*What you are asked to do*: Copy out all the lines exactly. Omit pictures.

═════ Stored records

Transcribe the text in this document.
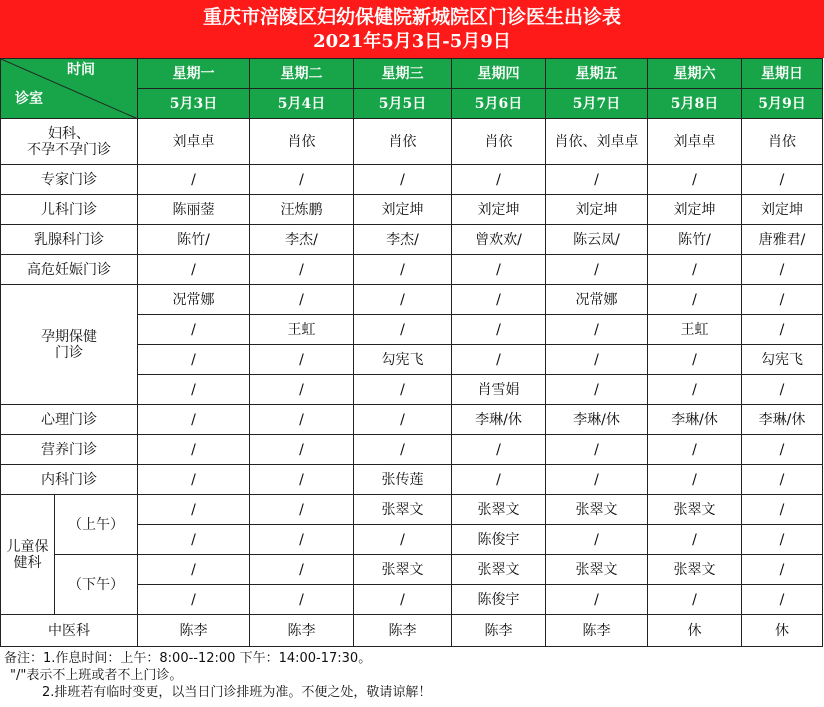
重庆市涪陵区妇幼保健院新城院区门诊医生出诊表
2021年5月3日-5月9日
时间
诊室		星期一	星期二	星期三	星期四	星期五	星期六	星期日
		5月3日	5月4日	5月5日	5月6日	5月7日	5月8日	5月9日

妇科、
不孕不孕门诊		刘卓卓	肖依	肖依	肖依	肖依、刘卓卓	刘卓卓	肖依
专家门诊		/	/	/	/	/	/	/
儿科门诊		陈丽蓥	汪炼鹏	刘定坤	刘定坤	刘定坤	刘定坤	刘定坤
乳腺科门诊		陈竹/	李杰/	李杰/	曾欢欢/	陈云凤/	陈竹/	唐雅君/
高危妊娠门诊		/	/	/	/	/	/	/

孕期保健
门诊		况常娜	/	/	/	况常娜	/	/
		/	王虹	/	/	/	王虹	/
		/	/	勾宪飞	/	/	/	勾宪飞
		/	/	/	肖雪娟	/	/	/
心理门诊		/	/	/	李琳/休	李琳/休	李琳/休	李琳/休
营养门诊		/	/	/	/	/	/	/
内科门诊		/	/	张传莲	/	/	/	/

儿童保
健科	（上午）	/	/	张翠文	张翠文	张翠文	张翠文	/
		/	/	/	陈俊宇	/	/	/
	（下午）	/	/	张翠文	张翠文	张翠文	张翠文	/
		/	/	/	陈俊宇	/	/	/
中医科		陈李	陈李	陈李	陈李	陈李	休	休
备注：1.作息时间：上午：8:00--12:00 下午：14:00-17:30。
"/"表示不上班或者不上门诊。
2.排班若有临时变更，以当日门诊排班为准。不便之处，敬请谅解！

══════════

*Completed task*:
Transcribe the text in this document.
重庆市涪陵区妇幼保健院新城院区门诊医生出诊表
2021年5月3日-5月9日
时间
诊室		星期一	星期二	星期三	星期四	星期五	星期六	星期日
		5月3日	5月4日	5月5日	5月6日	5月7日	5月8日	5月9日

妇科、
不孕不孕门诊		刘卓卓	肖依	肖依	肖依	肖依、刘卓卓	刘卓卓	肖依
专家门诊		/	/	/	/	/	/	/
儿科门诊		陈丽蓥	汪炼鹏	刘定坤	刘定坤	刘定坤	刘定坤	刘定坤
乳腺科门诊		陈竹/	李杰/	李杰/	曾欢欢/	陈云凤/	陈竹/	唐雅君/
高危妊娠门诊		/	/	/	/	/	/	/

孕期保健
门诊		况常娜	/	/	/	况常娜	/	/
		/	王虹	/	/	/	王虹	/
		/	/	勾宪飞	/	/	/	勾宪飞
		/	/	/	肖雪娟	/	/	/
心理门诊		/	/	/	李琳/休	李琳/休	李琳/休	李琳/休
营养门诊		/	/	/	/	/	/	/
内科门诊		/	/	张传莲	/	/	/	/

儿童保
健科	（上午）	/	/	张翠文	张翠文	张翠文	张翠文	/
		/	/	/	陈俊宇	/	/	/
	（下午）	/	/	张翠文	张翠文	张翠文	张翠文	/
		/	/	/	陈俊宇	/	/	/
中医科		陈李	陈李	陈李	陈李	陈李	休	休
备注：1.作息时间：上午：8:00--12:00 下午：14:00-17:30。
"/"表示不上班或者不上门诊。
2.排班若有临时变更，以当日门诊排班为准。不便之处，敬请谅解！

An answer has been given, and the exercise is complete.